INSTRUCTION:
Your task is to write out the complete listing exactly as it is shown.

AVAILABLE RECORDS:

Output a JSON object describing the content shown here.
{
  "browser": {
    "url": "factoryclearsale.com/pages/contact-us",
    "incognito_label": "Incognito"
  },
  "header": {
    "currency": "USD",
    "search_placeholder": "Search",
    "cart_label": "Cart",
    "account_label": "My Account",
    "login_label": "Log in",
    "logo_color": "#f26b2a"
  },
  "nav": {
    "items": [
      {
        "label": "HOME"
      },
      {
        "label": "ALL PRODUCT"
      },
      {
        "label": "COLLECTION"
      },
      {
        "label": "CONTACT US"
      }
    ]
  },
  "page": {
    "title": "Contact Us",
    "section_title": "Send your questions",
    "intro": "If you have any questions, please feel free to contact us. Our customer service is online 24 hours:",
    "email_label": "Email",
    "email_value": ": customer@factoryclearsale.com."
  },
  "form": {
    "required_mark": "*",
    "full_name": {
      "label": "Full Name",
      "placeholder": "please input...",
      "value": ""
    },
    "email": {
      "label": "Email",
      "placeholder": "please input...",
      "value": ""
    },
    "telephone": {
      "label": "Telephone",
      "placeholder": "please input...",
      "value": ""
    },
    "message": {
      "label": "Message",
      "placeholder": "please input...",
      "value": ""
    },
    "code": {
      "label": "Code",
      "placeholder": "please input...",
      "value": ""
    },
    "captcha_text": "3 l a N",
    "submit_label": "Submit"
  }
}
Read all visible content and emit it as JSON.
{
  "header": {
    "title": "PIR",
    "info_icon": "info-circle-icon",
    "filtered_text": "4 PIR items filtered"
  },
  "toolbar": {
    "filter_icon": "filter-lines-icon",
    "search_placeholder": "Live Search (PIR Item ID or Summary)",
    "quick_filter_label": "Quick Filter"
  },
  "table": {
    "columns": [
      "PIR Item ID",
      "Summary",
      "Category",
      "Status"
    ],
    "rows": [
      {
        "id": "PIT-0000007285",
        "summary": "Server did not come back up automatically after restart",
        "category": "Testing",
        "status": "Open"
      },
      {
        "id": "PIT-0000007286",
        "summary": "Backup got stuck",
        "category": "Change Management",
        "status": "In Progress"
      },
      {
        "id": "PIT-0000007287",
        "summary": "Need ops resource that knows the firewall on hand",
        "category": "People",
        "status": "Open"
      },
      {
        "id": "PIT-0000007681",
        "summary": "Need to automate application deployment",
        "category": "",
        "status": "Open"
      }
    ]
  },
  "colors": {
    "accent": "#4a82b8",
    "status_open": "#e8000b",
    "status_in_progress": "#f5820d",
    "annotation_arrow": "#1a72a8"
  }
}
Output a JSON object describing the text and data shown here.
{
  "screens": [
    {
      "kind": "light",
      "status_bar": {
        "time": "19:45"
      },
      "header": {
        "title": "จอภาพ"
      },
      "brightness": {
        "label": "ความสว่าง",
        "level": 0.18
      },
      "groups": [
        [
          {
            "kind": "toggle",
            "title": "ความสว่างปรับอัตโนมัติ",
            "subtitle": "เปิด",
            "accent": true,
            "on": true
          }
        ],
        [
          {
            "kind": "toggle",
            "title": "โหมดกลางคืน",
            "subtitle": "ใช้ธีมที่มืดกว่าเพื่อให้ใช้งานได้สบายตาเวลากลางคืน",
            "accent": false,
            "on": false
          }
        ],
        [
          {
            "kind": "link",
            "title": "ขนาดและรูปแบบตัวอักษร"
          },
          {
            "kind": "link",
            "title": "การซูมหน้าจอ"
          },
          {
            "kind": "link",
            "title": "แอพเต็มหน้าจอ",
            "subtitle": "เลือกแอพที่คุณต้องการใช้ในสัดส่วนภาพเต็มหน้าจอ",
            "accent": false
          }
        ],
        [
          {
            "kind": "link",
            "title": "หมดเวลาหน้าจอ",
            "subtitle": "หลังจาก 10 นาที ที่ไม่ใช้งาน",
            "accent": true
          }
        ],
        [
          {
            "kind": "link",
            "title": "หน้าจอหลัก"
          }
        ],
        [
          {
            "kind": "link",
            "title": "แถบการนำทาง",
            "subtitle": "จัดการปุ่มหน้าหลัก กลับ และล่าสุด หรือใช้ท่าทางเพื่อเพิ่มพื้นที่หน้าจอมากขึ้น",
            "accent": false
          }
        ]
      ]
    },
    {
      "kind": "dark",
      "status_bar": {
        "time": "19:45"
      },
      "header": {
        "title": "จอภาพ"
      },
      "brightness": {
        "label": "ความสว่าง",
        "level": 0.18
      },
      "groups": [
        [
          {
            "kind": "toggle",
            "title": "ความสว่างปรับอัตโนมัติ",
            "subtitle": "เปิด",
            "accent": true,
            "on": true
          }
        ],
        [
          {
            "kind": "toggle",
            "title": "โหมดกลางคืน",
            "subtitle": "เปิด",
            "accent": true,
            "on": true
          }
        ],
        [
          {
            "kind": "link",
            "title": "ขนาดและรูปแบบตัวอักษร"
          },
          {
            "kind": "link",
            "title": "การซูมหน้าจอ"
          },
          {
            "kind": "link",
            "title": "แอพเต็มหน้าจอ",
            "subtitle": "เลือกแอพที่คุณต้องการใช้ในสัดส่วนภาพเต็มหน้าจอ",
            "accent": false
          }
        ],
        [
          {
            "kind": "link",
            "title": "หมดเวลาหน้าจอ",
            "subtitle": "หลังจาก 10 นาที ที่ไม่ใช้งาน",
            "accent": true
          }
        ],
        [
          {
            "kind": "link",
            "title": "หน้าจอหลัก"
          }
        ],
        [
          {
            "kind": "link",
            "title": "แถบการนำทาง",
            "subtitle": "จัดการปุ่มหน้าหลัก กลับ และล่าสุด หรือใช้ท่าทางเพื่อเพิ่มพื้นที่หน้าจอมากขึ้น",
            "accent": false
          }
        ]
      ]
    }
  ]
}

THE SOLUTION:
Output a JSON object describing the content shown here.
{
  "browser": {
    "url": "factoryclearsale.com/pages/contact-us",
    "incognito_label": "Incognito"
  },
  "header": {
    "currency": "USD",
    "search_placeholder": "Search",
    "cart_label": "Cart",
    "account_label": "My Account",
    "login_label": "Log in",
    "logo_color": "#f26b2a"
  },
  "nav": {
    "items": [
      {
        "label": "HOME"
      },
      {
        "label": "ALL PRODUCT"
      },
      {
        "label": "COLLECTION"
      },
      {
        "label": "CONTACT US"
      }
    ]
  },
  "page": {
    "title": "Contact Us",
    "section_title": "Send your questions",
    "intro": "If you have any questions, please feel free to contact us. Our customer service is online 24 hours:",
    "email_label": "Email",
    "email_value": ": customer@factoryclearsale.com."
  },
  "form": {
    "required_mark": "*",
    "full_name": {
      "label": "Full Name",
      "placeholder": "please input...",
      "value": ""
    },
    "email": {
      "label": "Email",
      "placeholder": "please input...",
      "value": ""
    },
    "telephone": {
      "label": "Telephone",
      "placeholder": "please input...",
      "value": ""
    },
    "message": {
      "label": "Message",
      "placeholder": "please input...",
      "value": ""
    },
    "code": {
      "label": "Code",
      "placeholder": "please input...",
      "value": ""
    },
    "captcha_text": "3 l a N",
    "submit_label": "Submit"
  }
}
Read all visible content and emit it as JSON.
{
  "header": {
    "title": "PIR",
    "info_icon": "info-circle-icon",
    "filtered_text": "4 PIR items filtered"
  },
  "toolbar": {
    "filter_icon": "filter-lines-icon",
    "search_placeholder": "Live Search (PIR Item ID or Summary)",
    "quick_filter_label": "Quick Filter"
  },
  "table": {
    "columns": [
      "PIR Item ID",
      "Summary",
      "Category",
      "Status"
    ],
    "rows": [
      {
        "id": "PIT-0000007285",
        "summary": "Server did not come back up automatically after restart",
        "category": "Testing",
        "status": "Open"
      },
      {
        "id": "PIT-0000007286",
        "summary": "Backup got stuck",
        "category": "Change Management",
        "status": "In Progress"
      },
      {
        "id": "PIT-0000007287",
        "summary": "Need ops resource that knows the firewall on hand",
        "category": "People",
        "status": "Open"
      },
      {
        "id": "PIT-0000007681",
        "summary": "Need to automate application deployment",
        "category": "",
        "status": "Open"
      }
    ]
  },
  "colors": {
    "accent": "#4a82b8",
    "status_open": "#e8000b",
    "status_in_progress": "#f5820d",
    "annotation_arrow": "#1a72a8"
  }
}
Output a JSON object describing the text and data shown here.
{
  "screens": [
    {
      "kind": "light",
      "status_bar": {
        "time": "19:45"
      },
      "header": {
        "title": "จอภาพ"
      },
      "brightness": {
        "label": "ความสว่าง",
        "level": 0.18
      },
      "groups": [
        [
          {
            "kind": "toggle",
            "title": "ความสว่างปรับอัตโนมัติ",
            "subtitle": "เปิด",
            "accent": true,
            "on": true
          }
        ],
        [
          {
            "kind": "toggle",
            "title": "โหมดกลางคืน",
            "subtitle": "ใช้ธีมที่มืดกว่าเพื่อให้ใช้งานได้สบายตาเวลากลางคืน",
            "accent": false,
            "on": false
          }
        ],
        [
          {
            "kind": "link",
            "title": "ขนาดและรูปแบบตัวอักษร"
          },
          {
            "kind": "link",
            "title": "การซูมหน้าจอ"
          },
          {
            "kind": "link",
            "title": "แอพเต็มหน้าจอ",
            "subtitle": "เลือกแอพที่คุณต้องการใช้ในสัดส่วนภาพเต็มหน้าจอ",
            "accent": false
          }
        ],
        [
          {
            "kind": "link",
            "title": "หมดเวลาหน้าจอ",
            "subtitle": "หลังจาก 10 นาที ที่ไม่ใช้งาน",
            "accent": true
          }
        ],
        [
          {
            "kind": "link",
            "title": "หน้าจอหลัก"
          }
        ],
        [
          {
            "kind": "link",
            "title": "แถบการนำทาง",
            "subtitle": "จัดการปุ่มหน้าหลัก กลับ และล่าสุด หรือใช้ท่าทางเพื่อเพิ่มพื้นที่หน้าจอมากขึ้น",
            "accent": false
          }
        ]
      ]
    },
    {
      "kind": "dark",
      "status_bar": {
        "time": "19:45"
      },
      "header": {
        "title": "จอภาพ"
      },
      "brightness": {
        "label": "ความสว่าง",
        "level": 0.18
      },
      "groups": [
        [
          {
            "kind": "toggle",
            "title": "ความสว่างปรับอัตโนมัติ",
            "subtitle": "เปิด",
            "accent": true,
            "on": true
          }
        ],
        [
          {
            "kind": "toggle",
            "title": "โหมดกลางคืน",
            "subtitle": "เปิด",
            "accent": true,
            "on": true
          }
        ],
        [
          {
            "kind": "link",
            "title": "ขนาดและรูปแบบตัวอักษร"
          },
          {
            "kind": "link",
            "title": "การซูมหน้าจอ"
          },
          {
            "kind": "link",
            "title": "แอพเต็มหน้าจอ",
            "subtitle": "เลือกแอพที่คุณต้องการใช้ในสัดส่วนภาพเต็มหน้าจอ",
            "accent": false
          }
        ],
        [
          {
            "kind": "link",
            "title": "หมดเวลาหน้าจอ",
            "subtitle": "หลังจาก 10 นาที ที่ไม่ใช้งาน",
            "accent": true
          }
        ],
        [
          {
            "kind": "link",
            "title": "หน้าจอหลัก"
          }
        ],
        [
          {
            "kind": "link",
            "title": "แถบการนำทาง",
            "subtitle": "จัดการปุ่มหน้าหลัก กลับ และล่าสุด หรือใช้ท่าทางเพื่อเพิ่มพื้นที่หน้าจอมากขึ้น",
            "accent": false
          }
        ]
      ]
    }
  ]
}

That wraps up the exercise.